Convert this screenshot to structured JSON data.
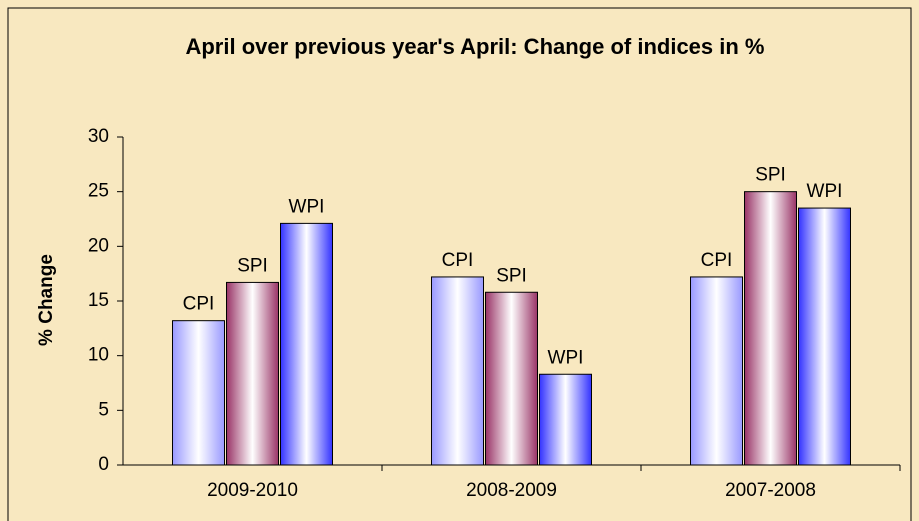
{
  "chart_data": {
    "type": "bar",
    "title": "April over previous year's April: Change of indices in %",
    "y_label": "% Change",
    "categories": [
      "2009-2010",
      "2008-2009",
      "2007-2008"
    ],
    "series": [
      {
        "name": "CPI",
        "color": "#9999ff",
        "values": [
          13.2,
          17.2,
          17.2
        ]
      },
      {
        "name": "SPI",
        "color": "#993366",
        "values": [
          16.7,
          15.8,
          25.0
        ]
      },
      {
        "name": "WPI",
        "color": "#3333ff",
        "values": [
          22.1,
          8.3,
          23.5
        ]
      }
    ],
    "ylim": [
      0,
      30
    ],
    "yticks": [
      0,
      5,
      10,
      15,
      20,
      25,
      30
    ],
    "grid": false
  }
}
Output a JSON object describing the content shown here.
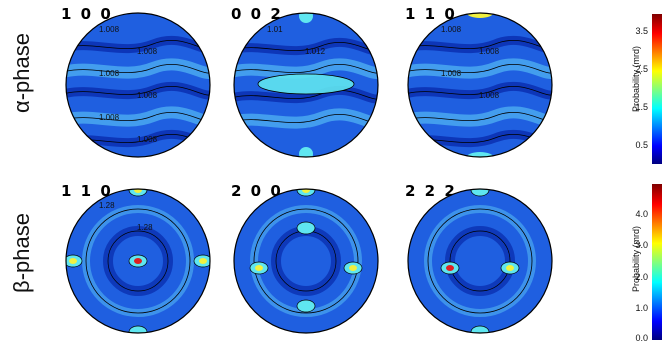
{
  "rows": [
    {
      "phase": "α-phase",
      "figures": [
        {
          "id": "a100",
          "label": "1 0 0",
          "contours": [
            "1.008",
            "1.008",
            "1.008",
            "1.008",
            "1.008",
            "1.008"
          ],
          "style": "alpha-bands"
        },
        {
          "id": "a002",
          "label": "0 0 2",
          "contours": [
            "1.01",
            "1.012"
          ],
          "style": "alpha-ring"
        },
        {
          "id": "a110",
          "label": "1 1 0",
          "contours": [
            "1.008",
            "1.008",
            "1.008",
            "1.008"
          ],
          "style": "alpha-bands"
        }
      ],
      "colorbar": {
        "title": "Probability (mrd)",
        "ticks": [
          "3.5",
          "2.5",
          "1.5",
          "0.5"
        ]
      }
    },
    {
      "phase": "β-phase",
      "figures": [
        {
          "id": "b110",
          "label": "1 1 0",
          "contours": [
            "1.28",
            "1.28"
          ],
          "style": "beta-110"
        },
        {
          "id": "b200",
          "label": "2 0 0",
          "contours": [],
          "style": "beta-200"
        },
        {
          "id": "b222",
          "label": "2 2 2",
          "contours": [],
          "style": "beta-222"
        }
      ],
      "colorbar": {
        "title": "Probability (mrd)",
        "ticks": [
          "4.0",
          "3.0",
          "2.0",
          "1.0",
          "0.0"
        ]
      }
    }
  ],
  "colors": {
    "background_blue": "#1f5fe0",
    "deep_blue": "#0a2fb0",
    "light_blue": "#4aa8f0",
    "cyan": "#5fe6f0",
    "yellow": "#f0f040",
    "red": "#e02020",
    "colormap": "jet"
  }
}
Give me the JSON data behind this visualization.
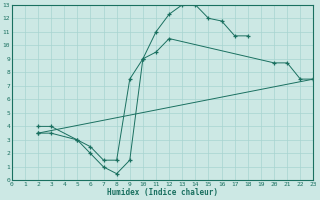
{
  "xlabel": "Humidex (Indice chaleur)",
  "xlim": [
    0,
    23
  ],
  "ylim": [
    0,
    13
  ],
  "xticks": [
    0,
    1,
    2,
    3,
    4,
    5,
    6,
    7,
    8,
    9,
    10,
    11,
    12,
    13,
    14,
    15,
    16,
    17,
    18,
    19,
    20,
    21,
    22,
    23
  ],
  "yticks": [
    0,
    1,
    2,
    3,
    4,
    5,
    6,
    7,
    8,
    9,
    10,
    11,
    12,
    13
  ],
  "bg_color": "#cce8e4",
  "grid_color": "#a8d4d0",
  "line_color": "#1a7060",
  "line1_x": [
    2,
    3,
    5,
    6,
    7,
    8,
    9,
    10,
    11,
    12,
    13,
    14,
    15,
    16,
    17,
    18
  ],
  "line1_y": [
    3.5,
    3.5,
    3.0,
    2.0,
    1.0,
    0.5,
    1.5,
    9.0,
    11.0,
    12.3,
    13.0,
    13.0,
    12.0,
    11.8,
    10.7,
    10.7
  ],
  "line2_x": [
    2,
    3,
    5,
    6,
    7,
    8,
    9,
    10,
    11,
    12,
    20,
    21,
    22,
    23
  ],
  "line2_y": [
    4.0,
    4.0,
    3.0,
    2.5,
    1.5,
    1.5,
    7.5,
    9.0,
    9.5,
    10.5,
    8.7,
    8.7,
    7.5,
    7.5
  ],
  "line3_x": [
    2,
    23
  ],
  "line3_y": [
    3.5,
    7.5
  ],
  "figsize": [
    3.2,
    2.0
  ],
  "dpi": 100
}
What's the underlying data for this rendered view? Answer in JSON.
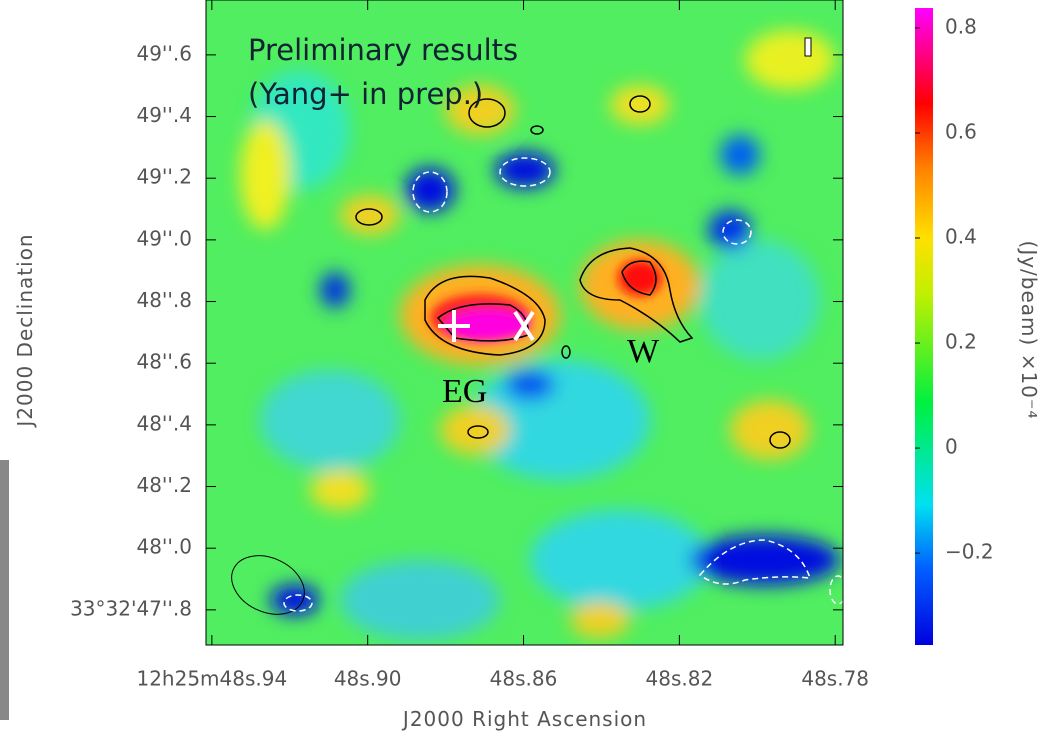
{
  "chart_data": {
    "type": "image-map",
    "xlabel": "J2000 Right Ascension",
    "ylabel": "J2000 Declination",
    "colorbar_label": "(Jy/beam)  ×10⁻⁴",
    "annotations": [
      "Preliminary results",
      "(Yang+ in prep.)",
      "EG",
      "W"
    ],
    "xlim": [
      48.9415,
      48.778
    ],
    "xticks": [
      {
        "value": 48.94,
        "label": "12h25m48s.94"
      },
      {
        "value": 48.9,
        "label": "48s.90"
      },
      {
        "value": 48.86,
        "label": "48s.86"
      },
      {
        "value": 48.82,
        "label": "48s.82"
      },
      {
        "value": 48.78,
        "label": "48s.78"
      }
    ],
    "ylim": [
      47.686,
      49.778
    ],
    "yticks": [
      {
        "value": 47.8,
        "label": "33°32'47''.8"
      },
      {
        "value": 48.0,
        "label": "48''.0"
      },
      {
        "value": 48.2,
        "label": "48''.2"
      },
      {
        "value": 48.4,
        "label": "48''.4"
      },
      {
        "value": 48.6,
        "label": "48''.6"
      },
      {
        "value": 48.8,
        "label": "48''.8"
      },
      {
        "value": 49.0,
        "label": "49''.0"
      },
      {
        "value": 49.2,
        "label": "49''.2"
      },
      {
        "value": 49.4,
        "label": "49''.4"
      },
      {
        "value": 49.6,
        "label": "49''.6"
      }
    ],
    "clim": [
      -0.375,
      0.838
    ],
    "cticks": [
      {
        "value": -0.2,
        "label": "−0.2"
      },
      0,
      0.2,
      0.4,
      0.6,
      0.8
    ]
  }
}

════════════════

PROBLEM:
Write the records out again in full, exactly, and skip every picture.

FINAL ANSWER:
Convert this screenshot to structured JSON data.
{
  "chart_data": {
    "type": "bar",
    "title": "April over previous year's April: Change of indices in %",
    "y_label": "% Change",
    "categories": [
      "2009-2010",
      "2008-2009",
      "2007-2008"
    ],
    "series": [
      {
        "name": "CPI",
        "color": "#9999ff",
        "values": [
          13.2,
          17.2,
          17.2
        ]
      },
      {
        "name": "SPI",
        "color": "#993366",
        "values": [
          16.7,
          15.8,
          25.0
        ]
      },
      {
        "name": "WPI",
        "color": "#3333ff",
        "values": [
          22.1,
          8.3,
          23.5
        ]
      }
    ],
    "ylim": [
      0,
      30
    ],
    "yticks": [
      0,
      5,
      10,
      15,
      20,
      25,
      30
    ],
    "grid": false
  }
}
Output a JSON object describing the content shown here.
{
  "rows": [
    {
      "phase": "α-phase",
      "figures": [
        {
          "id": "a100",
          "label": "1 0 0",
          "contours": [
            "1.008",
            "1.008",
            "1.008",
            "1.008",
            "1.008",
            "1.008"
          ],
          "style": "alpha-bands"
        },
        {
          "id": "a002",
          "label": "0 0 2",
          "contours": [
            "1.01",
            "1.012"
          ],
          "style": "alpha-ring"
        },
        {
          "id": "a110",
          "label": "1 1 0",
          "contours": [
            "1.008",
            "1.008",
            "1.008",
            "1.008"
          ],
          "style": "alpha-bands"
        }
      ],
      "colorbar": {
        "title": "Probability (mrd)",
        "ticks": [
          "3.5",
          "2.5",
          "1.5",
          "0.5"
        ]
      }
    },
    {
      "phase": "β-phase",
      "figures": [
        {
          "id": "b110",
          "label": "1 1 0",
          "contours": [
            "1.28",
            "1.28"
          ],
          "style": "beta-110"
        },
        {
          "id": "b200",
          "label": "2 0 0",
          "contours": [],
          "style": "beta-200"
        },
        {
          "id": "b222",
          "label": "2 2 2",
          "contours": [],
          "style": "beta-222"
        }
      ],
      "colorbar": {
        "title": "Probability (mrd)",
        "ticks": [
          "4.0",
          "3.0",
          "2.0",
          "1.0",
          "0.0"
        ]
      }
    }
  ],
  "colors": {
    "background_blue": "#1f5fe0",
    "deep_blue": "#0a2fb0",
    "light_blue": "#4aa8f0",
    "cyan": "#5fe6f0",
    "yellow": "#f0f040",
    "red": "#e02020",
    "colormap": "jet"
  }
}
Give me the JSON data behind this visualization.
{
  "xlabel": "Humidex (Indice chaleur)",
  "xlim": [
    0,
    23
  ],
  "ylim": [
    0,
    13
  ],
  "xticks": [
    0,
    1,
    2,
    3,
    4,
    5,
    6,
    7,
    8,
    9,
    10,
    11,
    12,
    13,
    14,
    15,
    16,
    17,
    18,
    19,
    20,
    21,
    22,
    23
  ],
  "yticks": [
    0,
    1,
    2,
    3,
    4,
    5,
    6,
    7,
    8,
    9,
    10,
    11,
    12,
    13
  ],
  "bg_color": "#cce8e4",
  "grid_color": "#a8d4d0",
  "line_color": "#1a7060",
  "line1_x": [
    2,
    3,
    5,
    6,
    7,
    8,
    9,
    10,
    11,
    12,
    13,
    14,
    15,
    16,
    17,
    18
  ],
  "line1_y": [
    3.5,
    3.5,
    3.0,
    2.0,
    1.0,
    0.5,
    1.5,
    9.0,
    11.0,
    12.3,
    13.0,
    13.0,
    12.0,
    11.8,
    10.7,
    10.7
  ],
  "line2_x": [
    2,
    3,
    5,
    6,
    7,
    8,
    9,
    10,
    11,
    12,
    20,
    21,
    22,
    23
  ],
  "line2_y": [
    4.0,
    4.0,
    3.0,
    2.5,
    1.5,
    1.5,
    7.5,
    9.0,
    9.5,
    10.5,
    8.7,
    8.7,
    7.5,
    7.5
  ],
  "line3_x": [
    2,
    23
  ],
  "line3_y": [
    3.5,
    7.5
  ],
  "figsize": [
    3.2,
    2.0
  ],
  "dpi": 100
}
What's the underlying data for this rendered view? Answer in JSON.
{
  "chart_data": {
    "type": "image-map",
    "xlabel": "J2000 Right Ascension",
    "ylabel": "J2000 Declination",
    "colorbar_label": "(Jy/beam)  ×10⁻⁴",
    "annotations": [
      "Preliminary results",
      "(Yang+ in prep.)",
      "EG",
      "W"
    ],
    "xlim": [
      48.9415,
      48.778
    ],
    "xticks": [
      {
        "value": 48.94,
        "label": "12h25m48s.94"
      },
      {
        "value": 48.9,
        "label": "48s.90"
      },
      {
        "value": 48.86,
        "label": "48s.86"
      },
      {
        "value": 48.82,
        "label": "48s.82"
      },
      {
        "value": 48.78,
        "label": "48s.78"
      }
    ],
    "ylim": [
      47.686,
      49.778
    ],
    "yticks": [
      {
        "value": 47.8,
        "label": "33°32'47''.8"
      },
      {
        "value": 48.0,
        "label": "48''.0"
      },
      {
        "value": 48.2,
        "label": "48''.2"
      },
      {
        "value": 48.4,
        "label": "48''.4"
      },
      {
        "value": 48.6,
        "label": "48''.6"
      },
      {
        "value": 48.8,
        "label": "48''.8"
      },
      {
        "value": 49.0,
        "label": "49''.0"
      },
      {
        "value": 49.2,
        "label": "49''.2"
      },
      {
        "value": 49.4,
        "label": "49''.4"
      },
      {
        "value": 49.6,
        "label": "49''.6"
      }
    ],
    "clim": [
      -0.375,
      0.838
    ],
    "cticks": [
      {
        "value": -0.2,
        "label": "−0.2"
      },
      0,
      0.2,
      0.4,
      0.6,
      0.8
    ]
  }
}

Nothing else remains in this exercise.